**EXERCISE**
Would you transcribe the records below exactly, omitting every picture?

**RECORDS FOR THE EXERCISE**
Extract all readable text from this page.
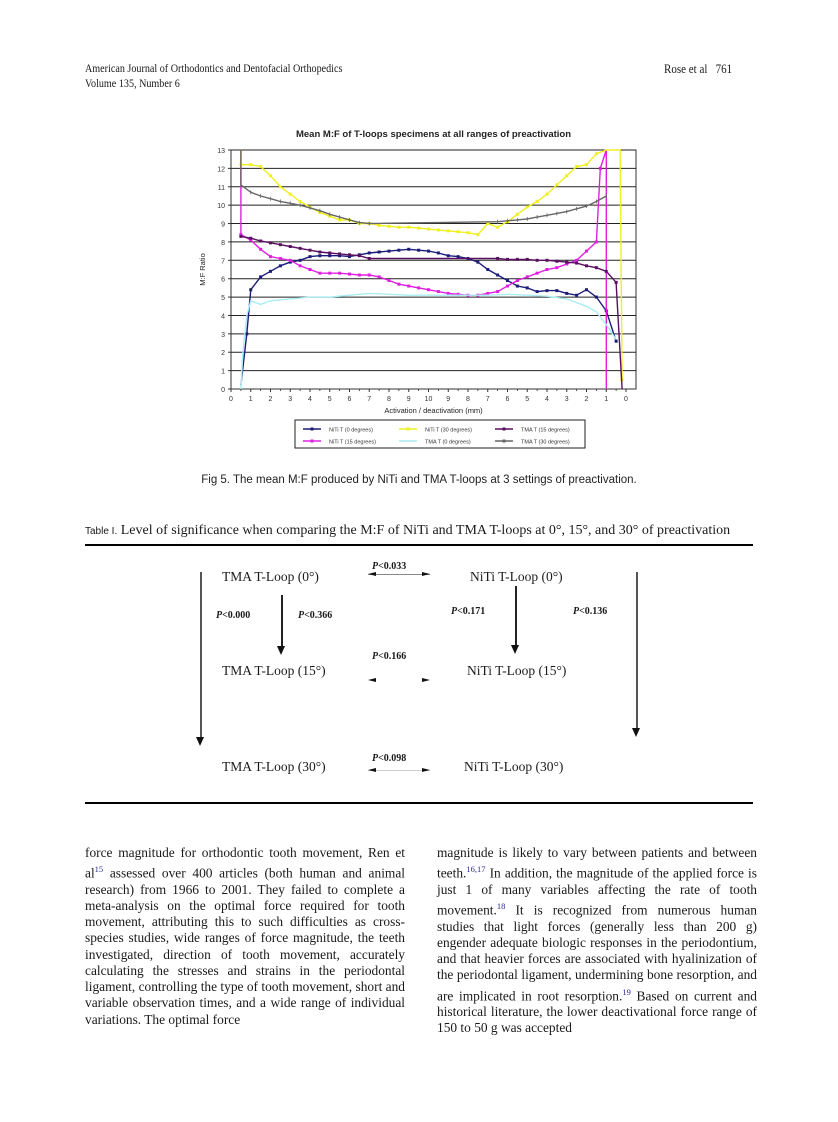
American Journal of Orthodontics and Dentofacial Orthopedics
Volume 135, Number 6
Rose et al 761
Mean M:F of T-loops specimens at all ranges of preactivation
0
1
2
3
4
5
6
7
8
9
10
11
12
13
0 1 2 3 4 5 6 7 8 9 10 9 8 7 6 5 4 3 2 1 0
Activation / deactivation (mm)
M:F Ratio
NiTi T (0 degrees)	NiTi T (30 degrees)	TMA T (15 degrees)
NiTi T (15 degrees)	TMA T (0 degrees)	TMA T (30 degrees)
Fig 5. The mean M:F produced by NiTi and TMA T-loops at 3 settings of preactivation.
Table I. Level of significance when comparing the M:F of NiTi and TMA T-loops at 0°, 15°, and 30° of preactivation
TMA T-Loop (0°)	NiTi T-Loop (0°)
TMA T-Loop (15°)	NiTi T-Loop (15°)
TMA T-Loop (30°)	NiTi T-Loop (30°)
P<0.033
P<0.000	P<0.366	P<0.171	P<0.136
P<0.166
P<0.098

force magnitude for orthodontic tooth movement, Ren et $al^{15}$ assessed over 400 articles (both human and animal research) from 1966 to 2001. They failed to complete a meta-analysis on the optimal force required for tooth movement, attributing this to such difficulties as cross-species studies, wide ranges of force magnitude, the teeth investigated, direction of tooth movement, accurately calculating the stresses and strains in the periodontal ligament, controlling the type of tooth movement, short and variable observation times, and a wide range of individual variations. The optimal force

magnitude is likely to vary between patients and between teeth.$^{16,17}$ In addition, the magnitude of the applied force is just 1 of many variables affecting the rate of tooth movement.$^{18}$ It is recognized from numerous human studies that light forces (generally less than 200 g) engender adequate biologic responses in the periodontium, and that heavier forces are associated with hyalinization of the periodontal ligament, undermining bone resorption, and are implicated in root resorption.$^{19}$ Based on current and historical literature, the lower deactivational force range of 150 to 50 g was accepted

**EXPECTED ANSWER**
Extract all readable text from this page.
American Journal of Orthodontics and Dentofacial Orthopedics
Volume 135, Number 6
Rose et al 761
Mean M:F of T-loops specimens at all ranges of preactivation
0
1
2
3
4
5
6
7
8
9
10
11
12
13
0 1 2 3 4 5 6 7 8 9 10 9 8 7 6 5 4 3 2 1 0
Activation / deactivation (mm)
M:F Ratio
NiTi T (0 degrees)	NiTi T (30 degrees)	TMA T (15 degrees)
NiTi T (15 degrees)	TMA T (0 degrees)	TMA T (30 degrees)
Fig 5. The mean M:F produced by NiTi and TMA T-loops at 3 settings of preactivation.
Table I. Level of significance when comparing the M:F of NiTi and TMA T-loops at 0°, 15°, and 30° of preactivation
TMA T-Loop (0°)	NiTi T-Loop (0°)
TMA T-Loop (15°)	NiTi T-Loop (15°)
TMA T-Loop (30°)	NiTi T-Loop (30°)
P<0.033
P<0.000	P<0.366	P<0.171	P<0.136
P<0.166
P<0.098

force magnitude for orthodontic tooth movement, Ren et $al^{15}$ assessed over 400 articles (both human and animal research) from 1966 to 2001. They failed to complete a meta-analysis on the optimal force required for tooth movement, attributing this to such difficulties as cross-species studies, wide ranges of force magnitude, the teeth investigated, direction of tooth movement, accurately calculating the stresses and strains in the periodontal ligament, controlling the type of tooth movement, short and variable observation times, and a wide range of individual variations. The optimal force

magnitude is likely to vary between patients and between teeth.$^{16,17}$ In addition, the magnitude of the applied force is just 1 of many variables affecting the rate of tooth movement.$^{18}$ It is recognized from numerous human studies that light forces (generally less than 200 g) engender adequate biologic responses in the periodontium, and that heavier forces are associated with hyalinization of the periodontal ligament, undermining bone resorption, and are implicated in root resorption.$^{19}$ Based on current and historical literature, the lower deactivational force range of 150 to 50 g was accepted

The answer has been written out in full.